Work to complete: Find how many lines in the material hold the word "develop", then state that number and nothing more.

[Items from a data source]
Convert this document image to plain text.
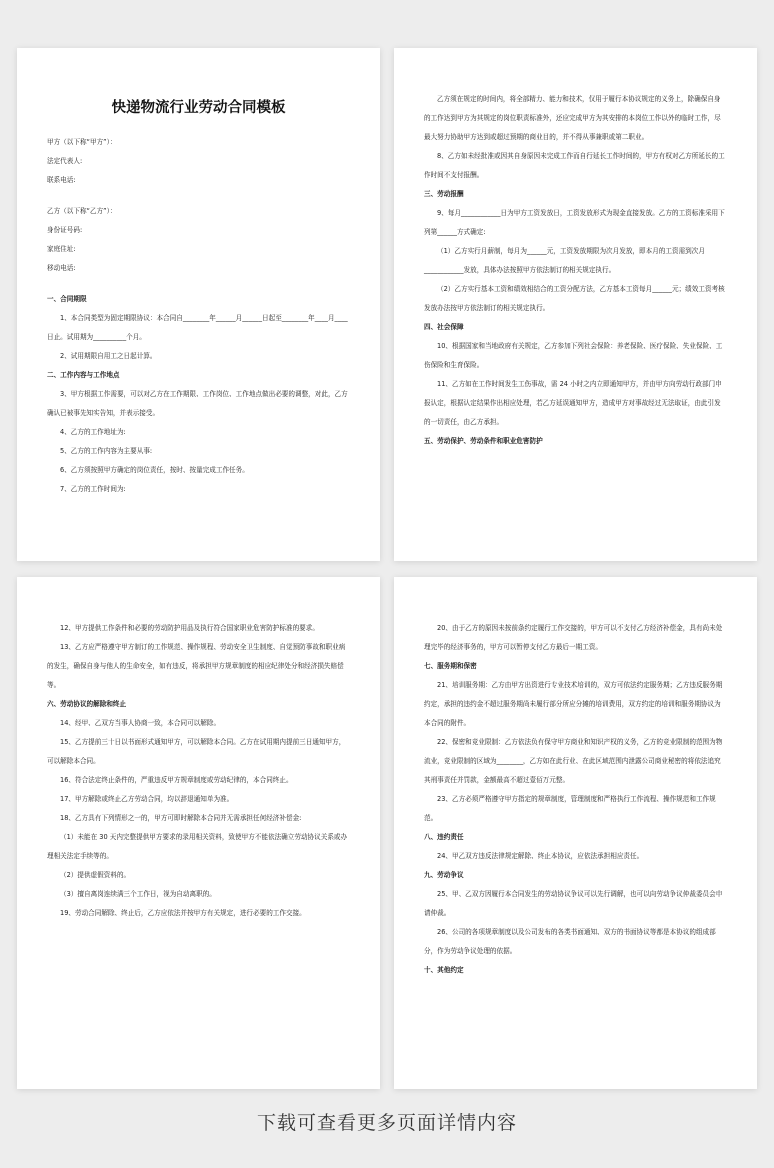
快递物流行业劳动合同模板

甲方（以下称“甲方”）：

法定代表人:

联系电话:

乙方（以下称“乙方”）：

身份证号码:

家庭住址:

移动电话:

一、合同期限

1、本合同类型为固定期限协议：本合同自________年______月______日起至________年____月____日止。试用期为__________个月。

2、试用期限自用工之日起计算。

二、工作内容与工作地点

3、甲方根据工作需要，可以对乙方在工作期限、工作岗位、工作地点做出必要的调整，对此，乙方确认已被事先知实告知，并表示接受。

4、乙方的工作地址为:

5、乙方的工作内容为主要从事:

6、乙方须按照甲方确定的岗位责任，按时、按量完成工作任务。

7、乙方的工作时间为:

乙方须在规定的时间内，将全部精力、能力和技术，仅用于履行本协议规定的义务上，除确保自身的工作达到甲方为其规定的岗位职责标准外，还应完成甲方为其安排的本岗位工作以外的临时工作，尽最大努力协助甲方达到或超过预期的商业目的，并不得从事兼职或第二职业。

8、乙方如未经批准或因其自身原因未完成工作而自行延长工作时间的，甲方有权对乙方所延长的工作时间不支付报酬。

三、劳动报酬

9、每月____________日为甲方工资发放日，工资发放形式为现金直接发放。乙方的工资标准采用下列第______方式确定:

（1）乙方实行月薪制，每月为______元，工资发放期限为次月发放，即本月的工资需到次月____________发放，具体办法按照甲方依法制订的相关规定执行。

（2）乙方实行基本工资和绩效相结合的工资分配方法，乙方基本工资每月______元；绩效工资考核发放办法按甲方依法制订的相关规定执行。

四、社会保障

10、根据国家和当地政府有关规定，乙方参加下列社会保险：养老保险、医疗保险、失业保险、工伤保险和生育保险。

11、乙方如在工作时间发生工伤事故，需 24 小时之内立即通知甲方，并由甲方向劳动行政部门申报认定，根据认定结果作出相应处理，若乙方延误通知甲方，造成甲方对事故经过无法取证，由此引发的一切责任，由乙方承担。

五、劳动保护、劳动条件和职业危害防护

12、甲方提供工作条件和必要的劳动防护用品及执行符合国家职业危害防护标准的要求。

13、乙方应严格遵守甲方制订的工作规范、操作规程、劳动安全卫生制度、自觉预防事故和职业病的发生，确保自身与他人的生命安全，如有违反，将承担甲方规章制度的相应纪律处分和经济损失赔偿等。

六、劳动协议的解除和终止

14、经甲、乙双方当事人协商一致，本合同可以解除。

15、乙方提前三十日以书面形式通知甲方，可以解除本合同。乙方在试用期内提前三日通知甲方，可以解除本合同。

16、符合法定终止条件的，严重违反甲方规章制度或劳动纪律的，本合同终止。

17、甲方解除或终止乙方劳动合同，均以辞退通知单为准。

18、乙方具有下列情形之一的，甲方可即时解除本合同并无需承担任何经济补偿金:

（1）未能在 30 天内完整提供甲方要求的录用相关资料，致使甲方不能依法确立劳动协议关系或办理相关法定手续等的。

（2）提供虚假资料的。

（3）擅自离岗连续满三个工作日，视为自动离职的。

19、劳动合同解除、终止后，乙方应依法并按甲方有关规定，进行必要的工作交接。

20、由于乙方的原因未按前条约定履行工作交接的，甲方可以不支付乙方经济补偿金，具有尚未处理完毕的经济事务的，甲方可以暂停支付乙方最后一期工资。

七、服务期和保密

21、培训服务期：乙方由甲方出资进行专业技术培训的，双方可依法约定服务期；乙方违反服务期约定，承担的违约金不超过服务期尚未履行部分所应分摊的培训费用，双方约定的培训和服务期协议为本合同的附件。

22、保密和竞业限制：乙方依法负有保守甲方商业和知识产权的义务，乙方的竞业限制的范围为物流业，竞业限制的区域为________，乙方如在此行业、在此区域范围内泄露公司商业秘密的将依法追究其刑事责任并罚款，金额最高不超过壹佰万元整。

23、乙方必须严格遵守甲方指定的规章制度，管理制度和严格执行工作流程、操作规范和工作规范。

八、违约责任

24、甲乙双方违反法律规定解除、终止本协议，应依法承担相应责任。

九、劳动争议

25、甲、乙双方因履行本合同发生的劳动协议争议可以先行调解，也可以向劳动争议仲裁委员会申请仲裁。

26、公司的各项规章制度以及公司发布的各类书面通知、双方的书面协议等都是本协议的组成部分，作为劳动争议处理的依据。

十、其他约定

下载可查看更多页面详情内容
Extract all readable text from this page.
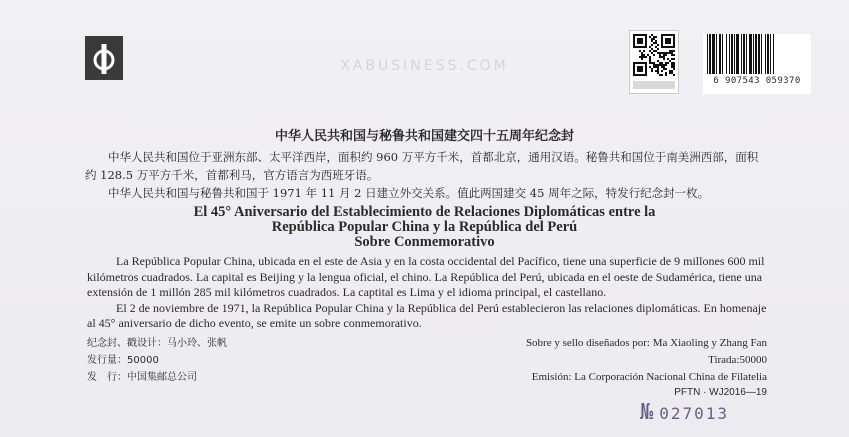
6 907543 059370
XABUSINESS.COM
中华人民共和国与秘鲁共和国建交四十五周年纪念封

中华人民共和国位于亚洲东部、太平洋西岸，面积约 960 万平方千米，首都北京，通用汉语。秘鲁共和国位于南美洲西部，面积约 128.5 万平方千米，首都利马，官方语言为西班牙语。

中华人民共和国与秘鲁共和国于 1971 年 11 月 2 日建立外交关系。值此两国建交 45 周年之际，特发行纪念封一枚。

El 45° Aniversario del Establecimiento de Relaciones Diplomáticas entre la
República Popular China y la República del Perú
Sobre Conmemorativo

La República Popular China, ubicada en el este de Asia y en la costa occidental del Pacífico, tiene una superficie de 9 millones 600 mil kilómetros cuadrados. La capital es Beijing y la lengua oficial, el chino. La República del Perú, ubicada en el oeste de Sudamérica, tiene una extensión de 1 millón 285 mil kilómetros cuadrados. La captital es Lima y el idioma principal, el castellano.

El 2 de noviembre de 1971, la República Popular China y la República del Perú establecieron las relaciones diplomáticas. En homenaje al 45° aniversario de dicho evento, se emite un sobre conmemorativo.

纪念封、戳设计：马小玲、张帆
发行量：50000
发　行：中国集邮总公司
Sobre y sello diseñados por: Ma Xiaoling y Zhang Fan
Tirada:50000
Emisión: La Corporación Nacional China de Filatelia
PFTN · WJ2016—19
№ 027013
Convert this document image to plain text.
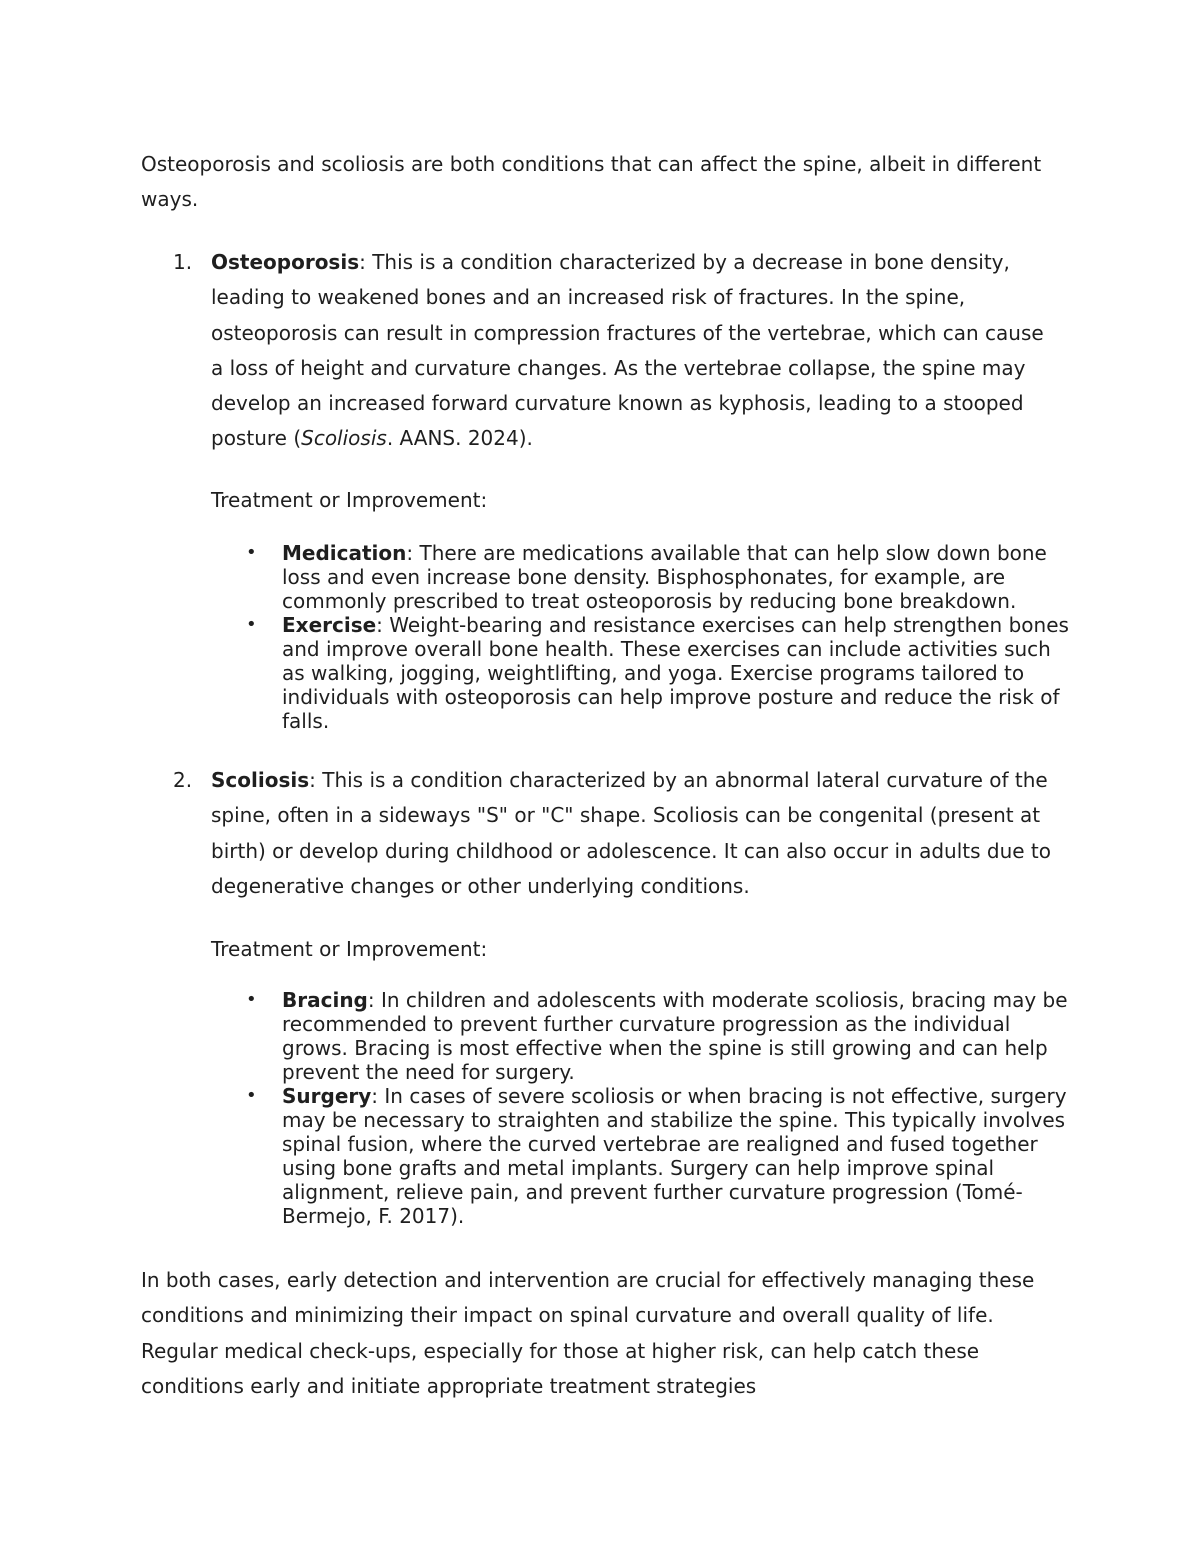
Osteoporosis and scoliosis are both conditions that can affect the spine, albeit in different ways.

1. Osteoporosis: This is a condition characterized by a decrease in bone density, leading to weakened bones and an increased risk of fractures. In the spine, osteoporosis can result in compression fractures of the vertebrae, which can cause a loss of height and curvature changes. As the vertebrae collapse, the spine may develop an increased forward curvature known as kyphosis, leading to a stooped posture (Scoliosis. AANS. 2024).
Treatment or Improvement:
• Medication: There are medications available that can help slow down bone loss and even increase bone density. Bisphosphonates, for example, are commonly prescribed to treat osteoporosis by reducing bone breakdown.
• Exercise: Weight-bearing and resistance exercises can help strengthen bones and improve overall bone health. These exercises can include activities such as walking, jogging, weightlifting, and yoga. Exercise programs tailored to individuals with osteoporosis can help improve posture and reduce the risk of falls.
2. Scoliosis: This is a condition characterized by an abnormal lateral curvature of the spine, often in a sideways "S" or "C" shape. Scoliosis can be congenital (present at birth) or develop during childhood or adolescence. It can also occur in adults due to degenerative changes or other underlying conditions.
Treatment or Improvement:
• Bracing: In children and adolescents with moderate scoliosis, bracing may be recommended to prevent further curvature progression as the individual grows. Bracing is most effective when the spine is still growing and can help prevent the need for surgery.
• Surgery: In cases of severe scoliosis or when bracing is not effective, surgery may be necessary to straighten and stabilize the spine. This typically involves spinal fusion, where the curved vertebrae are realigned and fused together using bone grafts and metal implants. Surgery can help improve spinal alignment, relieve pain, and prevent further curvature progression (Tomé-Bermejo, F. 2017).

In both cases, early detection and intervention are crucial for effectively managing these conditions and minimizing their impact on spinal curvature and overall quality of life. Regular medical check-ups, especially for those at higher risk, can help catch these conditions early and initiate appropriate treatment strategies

Written response: 2